(Extracted records)
## start

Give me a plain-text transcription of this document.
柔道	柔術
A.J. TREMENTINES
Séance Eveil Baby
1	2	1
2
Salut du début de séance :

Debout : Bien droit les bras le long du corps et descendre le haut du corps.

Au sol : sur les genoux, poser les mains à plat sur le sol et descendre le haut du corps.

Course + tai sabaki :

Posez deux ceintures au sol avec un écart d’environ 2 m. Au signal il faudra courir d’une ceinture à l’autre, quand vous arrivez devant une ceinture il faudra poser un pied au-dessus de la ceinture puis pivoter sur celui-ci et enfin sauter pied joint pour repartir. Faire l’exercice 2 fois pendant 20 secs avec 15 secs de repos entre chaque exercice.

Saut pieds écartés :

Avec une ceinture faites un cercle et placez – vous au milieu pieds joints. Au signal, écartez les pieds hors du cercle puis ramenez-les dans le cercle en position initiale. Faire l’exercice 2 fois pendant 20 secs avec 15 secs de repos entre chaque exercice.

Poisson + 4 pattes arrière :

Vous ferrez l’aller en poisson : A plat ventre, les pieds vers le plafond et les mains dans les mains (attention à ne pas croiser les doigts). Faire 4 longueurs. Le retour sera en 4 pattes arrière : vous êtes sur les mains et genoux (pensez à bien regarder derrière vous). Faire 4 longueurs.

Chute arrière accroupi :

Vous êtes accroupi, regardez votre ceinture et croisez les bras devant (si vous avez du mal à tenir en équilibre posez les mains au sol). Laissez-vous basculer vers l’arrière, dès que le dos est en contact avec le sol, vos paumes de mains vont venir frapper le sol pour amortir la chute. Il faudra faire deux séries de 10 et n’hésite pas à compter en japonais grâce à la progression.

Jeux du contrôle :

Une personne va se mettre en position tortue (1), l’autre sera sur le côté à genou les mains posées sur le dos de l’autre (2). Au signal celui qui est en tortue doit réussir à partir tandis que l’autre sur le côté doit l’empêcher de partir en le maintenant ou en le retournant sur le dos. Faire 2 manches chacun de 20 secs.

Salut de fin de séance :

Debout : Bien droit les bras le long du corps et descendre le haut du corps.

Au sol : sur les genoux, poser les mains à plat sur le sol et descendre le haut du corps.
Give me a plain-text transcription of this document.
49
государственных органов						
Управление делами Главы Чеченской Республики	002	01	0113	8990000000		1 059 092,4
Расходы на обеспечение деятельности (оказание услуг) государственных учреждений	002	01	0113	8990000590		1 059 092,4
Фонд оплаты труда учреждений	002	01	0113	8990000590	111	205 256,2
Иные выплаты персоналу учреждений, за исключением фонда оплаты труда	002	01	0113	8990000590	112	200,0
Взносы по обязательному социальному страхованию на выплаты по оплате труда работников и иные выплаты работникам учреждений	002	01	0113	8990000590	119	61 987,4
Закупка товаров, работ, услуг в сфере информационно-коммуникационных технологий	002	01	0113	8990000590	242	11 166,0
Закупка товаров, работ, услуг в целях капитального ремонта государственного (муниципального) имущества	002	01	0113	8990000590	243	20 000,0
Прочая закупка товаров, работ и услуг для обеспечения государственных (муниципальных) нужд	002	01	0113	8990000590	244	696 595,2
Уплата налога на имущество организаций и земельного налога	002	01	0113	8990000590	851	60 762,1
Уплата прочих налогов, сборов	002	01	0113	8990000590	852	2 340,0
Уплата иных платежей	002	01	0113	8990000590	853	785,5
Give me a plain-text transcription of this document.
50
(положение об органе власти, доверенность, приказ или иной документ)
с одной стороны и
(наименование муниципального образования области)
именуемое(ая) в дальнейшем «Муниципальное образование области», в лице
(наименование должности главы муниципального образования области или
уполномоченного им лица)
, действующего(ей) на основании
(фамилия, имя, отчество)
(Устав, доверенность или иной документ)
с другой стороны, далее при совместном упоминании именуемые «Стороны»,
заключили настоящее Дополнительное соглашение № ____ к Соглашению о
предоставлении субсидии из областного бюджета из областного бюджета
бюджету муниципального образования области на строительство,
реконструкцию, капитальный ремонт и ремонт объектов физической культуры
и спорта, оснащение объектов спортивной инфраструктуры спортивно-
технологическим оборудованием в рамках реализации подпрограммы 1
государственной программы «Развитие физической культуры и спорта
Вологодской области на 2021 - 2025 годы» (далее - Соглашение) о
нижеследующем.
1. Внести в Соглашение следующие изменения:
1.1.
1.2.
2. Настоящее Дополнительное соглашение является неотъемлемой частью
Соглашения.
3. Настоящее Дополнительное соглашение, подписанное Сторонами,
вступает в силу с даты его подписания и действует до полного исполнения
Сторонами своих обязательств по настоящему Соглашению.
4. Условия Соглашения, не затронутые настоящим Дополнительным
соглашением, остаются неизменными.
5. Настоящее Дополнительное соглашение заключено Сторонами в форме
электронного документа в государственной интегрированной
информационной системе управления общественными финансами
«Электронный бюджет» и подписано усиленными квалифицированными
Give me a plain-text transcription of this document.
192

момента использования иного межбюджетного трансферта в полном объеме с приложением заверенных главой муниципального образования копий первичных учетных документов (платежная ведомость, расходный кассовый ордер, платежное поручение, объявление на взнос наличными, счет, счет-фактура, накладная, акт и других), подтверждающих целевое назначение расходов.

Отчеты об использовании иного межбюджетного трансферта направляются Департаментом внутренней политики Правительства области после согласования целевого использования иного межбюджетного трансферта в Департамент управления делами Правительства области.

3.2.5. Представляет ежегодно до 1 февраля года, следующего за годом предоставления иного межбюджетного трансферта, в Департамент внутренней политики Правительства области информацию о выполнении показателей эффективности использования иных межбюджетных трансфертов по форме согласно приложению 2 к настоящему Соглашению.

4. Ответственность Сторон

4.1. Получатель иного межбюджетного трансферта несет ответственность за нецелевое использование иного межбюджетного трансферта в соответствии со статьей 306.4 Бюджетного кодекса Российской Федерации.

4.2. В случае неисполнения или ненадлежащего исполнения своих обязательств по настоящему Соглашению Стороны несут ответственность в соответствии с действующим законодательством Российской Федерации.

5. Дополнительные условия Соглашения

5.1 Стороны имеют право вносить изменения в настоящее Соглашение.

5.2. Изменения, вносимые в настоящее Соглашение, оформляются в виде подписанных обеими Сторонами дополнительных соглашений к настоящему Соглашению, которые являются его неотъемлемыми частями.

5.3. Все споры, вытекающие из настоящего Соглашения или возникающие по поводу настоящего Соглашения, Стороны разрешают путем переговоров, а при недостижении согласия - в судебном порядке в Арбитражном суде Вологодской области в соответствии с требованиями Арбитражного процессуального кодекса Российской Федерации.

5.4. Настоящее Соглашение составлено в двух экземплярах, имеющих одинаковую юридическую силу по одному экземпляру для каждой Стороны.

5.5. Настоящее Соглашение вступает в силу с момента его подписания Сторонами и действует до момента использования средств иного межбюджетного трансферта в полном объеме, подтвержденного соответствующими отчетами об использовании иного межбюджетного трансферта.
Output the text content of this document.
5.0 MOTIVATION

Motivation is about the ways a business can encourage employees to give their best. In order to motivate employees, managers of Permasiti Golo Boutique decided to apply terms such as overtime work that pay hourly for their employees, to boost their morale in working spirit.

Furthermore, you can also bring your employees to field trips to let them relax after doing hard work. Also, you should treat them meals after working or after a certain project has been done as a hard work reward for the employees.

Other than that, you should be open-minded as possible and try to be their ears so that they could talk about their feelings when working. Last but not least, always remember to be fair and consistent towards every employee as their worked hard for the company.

## end

### What you will do
Lines that hold the word "физической" are the ones to return, every one of them.

### Exercise output
реконструкцию, капитальный ремонт и ремонт объектов физической культуры
государственной программы «Развитие физической культуры и спорта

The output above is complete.